Guy Chamoux entretient un lien à
vie avec certains grands écrivains, de l’ordre de la fraternité. « Très
peu d’écrivains font que vous comprenez mieux votre propre existence. Quand on
a trouvé des auteurs comme eux, ça aide à vivre ». Il relit régulièrement
leurs œuvres, pour « plonger réellement dans leur monde ».
Il a commencé avec
« Au-dessous du volcan », de Malcolm Lowry, la tragique histoire d’un
homme rongé par le remords. Puis ce fut Marcel Proust, avec ses portraits
incroyablement précis, drôles et intimes.
Et aujourd’hui, à Ailhon, il
montre une importante sélection de dessins, de peintures et de gravures autour
de la vie et de l’œuvre de Cesare Pavese. « Il y a ce que dit Pavese, ce
qu’écrit Pavese, son journal, son expérience tragique, et les échos que ça a en
moi ». Contrairement à Proust, qui disait qu’il ne faut pas tenter
d’expliquer l’écrivain par sa vie, il fonce dans la vie intime de ce grand
écrivain italien au talent reconnu mais aussi au destin tragique d’éternel
amoureux des femmes. « Tout est imbriqué : quand Pavese parle de son
pays, il parle de lui. Chez lui, les paysages, intimes, secrets, âpres et
rugueux à cause des traditions, correspondent à sa manière de dire les choses.

Tâches à réaliser =>
A) Recopiez fidèlement le passage du texte sur Guy Chamoux qui va de « Guy Chamoux entretient » jusqu'à « drôles et intimes. ».
B) Répondez à ces questions d'après le texte sur Guy Chamoux :
(i) Par quel roman Guy Chamoux a-t-il commencé, et qui en est l'auteur ?
(ii) Dans quelle localité montre-t-il aujourd'hui sa sélection consacrée à Cesare Pavese ?
(iii) Selon Proust, que ne faut-il pas tenter de faire ?
C) Dressez la liste de tous les écrivains cités par leur nom dans le texte sur Guy Chamoux.
Les données ne jouent ici aucun rôle.

Données fournies =>

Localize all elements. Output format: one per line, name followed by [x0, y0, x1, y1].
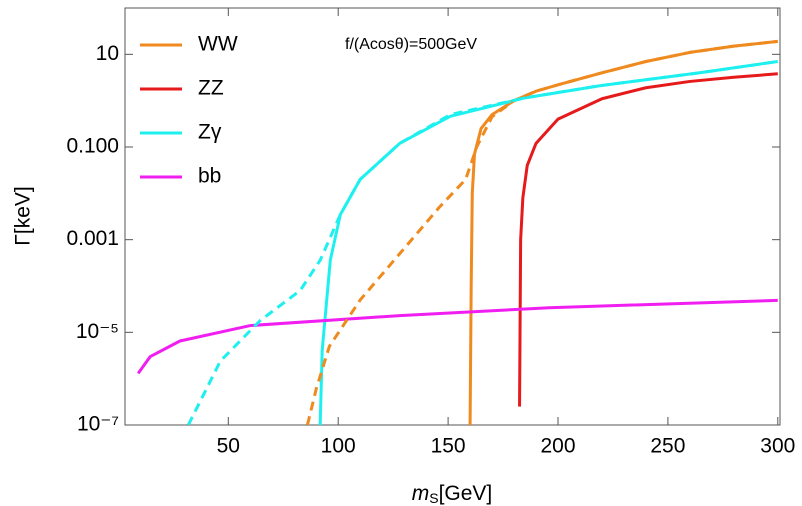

Réponses données =>
A)
Guy Chamoux entretient un lien à
vie avec certains grands écrivains, de l’ordre de la fraternité. « Très
peu d’écrivains font que vous comprenez mieux votre propre existence. Quand on
a trouvé des auteurs comme eux, ça aide à vivre ». Il relit régulièrement
leurs œuvres, pour « plonger réellement dans leur monde ».
Il a commencé avec
« Au-dessous du volcan », de Malcolm Lowry, la tragique histoire d’un
homme rongé par le remords. Puis ce fut Marcel Proust, avec ses portraits
incroyablement précis, drôles et intimes.

B)
(i) « Au-dessous du volcan », de Malcolm Lowry.
(ii) À Ailhon.
(iii) Expliquer l'écrivain par sa vie.

C) Malcolm Lowry, Marcel Proust, Cesare Pavese